▶ [SUPPLIED DATA]:
******

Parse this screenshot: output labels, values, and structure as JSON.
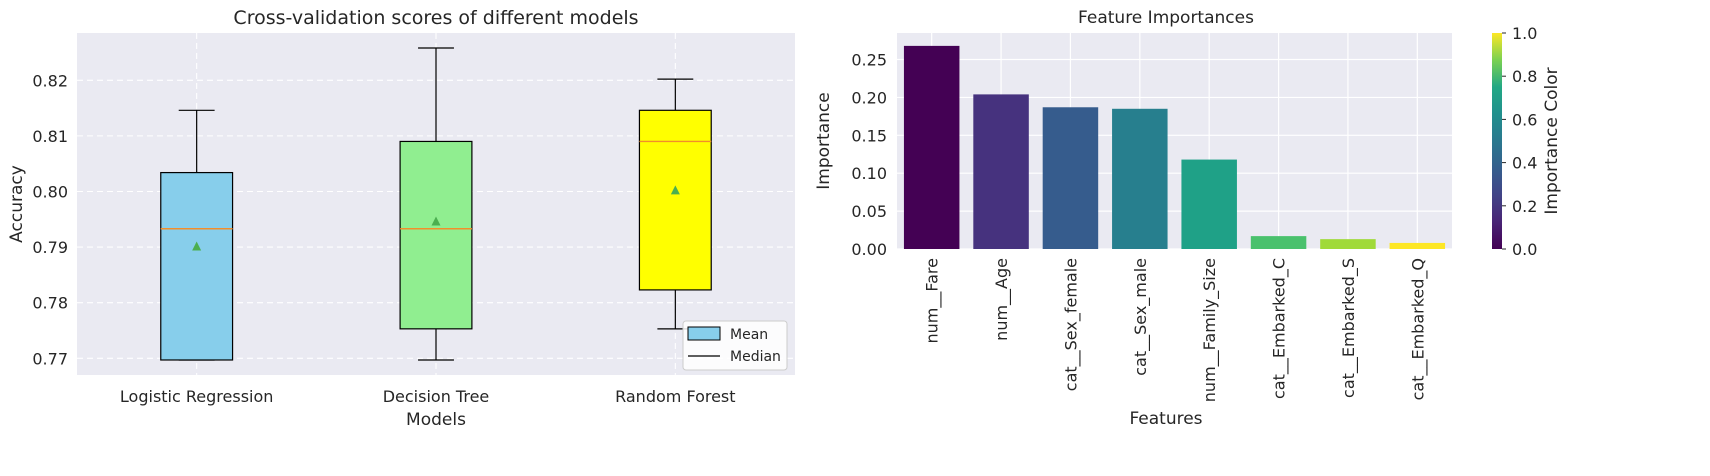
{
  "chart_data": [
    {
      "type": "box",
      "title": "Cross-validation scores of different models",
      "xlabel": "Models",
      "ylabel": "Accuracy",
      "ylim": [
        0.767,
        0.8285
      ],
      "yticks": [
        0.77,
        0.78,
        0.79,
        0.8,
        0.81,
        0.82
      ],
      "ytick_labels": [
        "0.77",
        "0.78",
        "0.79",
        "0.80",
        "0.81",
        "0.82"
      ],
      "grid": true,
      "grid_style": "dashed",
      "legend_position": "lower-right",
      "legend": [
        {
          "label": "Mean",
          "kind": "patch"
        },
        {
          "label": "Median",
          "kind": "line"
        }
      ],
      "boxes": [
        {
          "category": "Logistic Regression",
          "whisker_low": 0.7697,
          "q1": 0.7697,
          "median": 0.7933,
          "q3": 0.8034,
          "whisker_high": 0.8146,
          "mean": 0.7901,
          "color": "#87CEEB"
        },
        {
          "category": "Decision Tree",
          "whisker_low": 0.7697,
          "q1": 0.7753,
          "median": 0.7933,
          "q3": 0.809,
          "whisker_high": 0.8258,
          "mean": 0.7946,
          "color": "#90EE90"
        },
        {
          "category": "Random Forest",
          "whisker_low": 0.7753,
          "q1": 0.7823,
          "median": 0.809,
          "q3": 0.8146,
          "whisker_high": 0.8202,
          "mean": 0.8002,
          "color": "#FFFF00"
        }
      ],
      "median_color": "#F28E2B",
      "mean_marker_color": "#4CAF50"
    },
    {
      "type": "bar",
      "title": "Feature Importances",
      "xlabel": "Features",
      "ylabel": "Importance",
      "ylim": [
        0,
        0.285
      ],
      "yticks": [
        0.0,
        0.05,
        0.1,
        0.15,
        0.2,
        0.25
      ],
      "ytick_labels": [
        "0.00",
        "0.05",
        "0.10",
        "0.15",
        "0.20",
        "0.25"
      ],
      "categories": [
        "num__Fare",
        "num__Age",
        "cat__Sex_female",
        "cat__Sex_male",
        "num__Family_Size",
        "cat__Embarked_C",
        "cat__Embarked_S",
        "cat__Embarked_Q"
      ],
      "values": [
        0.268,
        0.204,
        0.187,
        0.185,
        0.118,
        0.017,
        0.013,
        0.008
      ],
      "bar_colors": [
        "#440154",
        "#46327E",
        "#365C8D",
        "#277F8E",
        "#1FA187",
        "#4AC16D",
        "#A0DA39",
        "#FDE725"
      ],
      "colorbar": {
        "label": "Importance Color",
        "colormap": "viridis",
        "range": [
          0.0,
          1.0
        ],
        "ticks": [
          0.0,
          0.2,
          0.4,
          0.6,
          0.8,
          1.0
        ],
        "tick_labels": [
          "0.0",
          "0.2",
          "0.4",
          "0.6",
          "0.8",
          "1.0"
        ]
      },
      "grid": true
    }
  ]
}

******

▶ [EXERCISE]: Copy out each line exactly, without the pictures.

▶ [EXERCISE OUTPUT]:
Parse this screenshot: output labels, values, and structure as JSON.
{
  "chart_data": [
    {
      "type": "box",
      "title": "Cross-validation scores of different models",
      "xlabel": "Models",
      "ylabel": "Accuracy",
      "ylim": [
        0.767,
        0.8285
      ],
      "yticks": [
        0.77,
        0.78,
        0.79,
        0.8,
        0.81,
        0.82
      ],
      "ytick_labels": [
        "0.77",
        "0.78",
        "0.79",
        "0.80",
        "0.81",
        "0.82"
      ],
      "grid": true,
      "grid_style": "dashed",
      "legend_position": "lower-right",
      "legend": [
        {
          "label": "Mean",
          "kind": "patch"
        },
        {
          "label": "Median",
          "kind": "line"
        }
      ],
      "boxes": [
        {
          "category": "Logistic Regression",
          "whisker_low": 0.7697,
          "q1": 0.7697,
          "median": 0.7933,
          "q3": 0.8034,
          "whisker_high": 0.8146,
          "mean": 0.7901,
          "color": "#87CEEB"
        },
        {
          "category": "Decision Tree",
          "whisker_low": 0.7697,
          "q1": 0.7753,
          "median": 0.7933,
          "q3": 0.809,
          "whisker_high": 0.8258,
          "mean": 0.7946,
          "color": "#90EE90"
        },
        {
          "category": "Random Forest",
          "whisker_low": 0.7753,
          "q1": 0.7823,
          "median": 0.809,
          "q3": 0.8146,
          "whisker_high": 0.8202,
          "mean": 0.8002,
          "color": "#FFFF00"
        }
      ],
      "median_color": "#F28E2B",
      "mean_marker_color": "#4CAF50"
    },
    {
      "type": "bar",
      "title": "Feature Importances",
      "xlabel": "Features",
      "ylabel": "Importance",
      "ylim": [
        0,
        0.285
      ],
      "yticks": [
        0.0,
        0.05,
        0.1,
        0.15,
        0.2,
        0.25
      ],
      "ytick_labels": [
        "0.00",
        "0.05",
        "0.10",
        "0.15",
        "0.20",
        "0.25"
      ],
      "categories": [
        "num__Fare",
        "num__Age",
        "cat__Sex_female",
        "cat__Sex_male",
        "num__Family_Size",
        "cat__Embarked_C",
        "cat__Embarked_S",
        "cat__Embarked_Q"
      ],
      "values": [
        0.268,
        0.204,
        0.187,
        0.185,
        0.118,
        0.017,
        0.013,
        0.008
      ],
      "bar_colors": [
        "#440154",
        "#46327E",
        "#365C8D",
        "#277F8E",
        "#1FA187",
        "#4AC16D",
        "#A0DA39",
        "#FDE725"
      ],
      "colorbar": {
        "label": "Importance Color",
        "colormap": "viridis",
        "range": [
          0.0,
          1.0
        ],
        "ticks": [
          0.0,
          0.2,
          0.4,
          0.6,
          0.8,
          1.0
        ],
        "tick_labels": [
          "0.0",
          "0.2",
          "0.4",
          "0.6",
          "0.8",
          "1.0"
        ]
      },
      "grid": true
    }
  ]
}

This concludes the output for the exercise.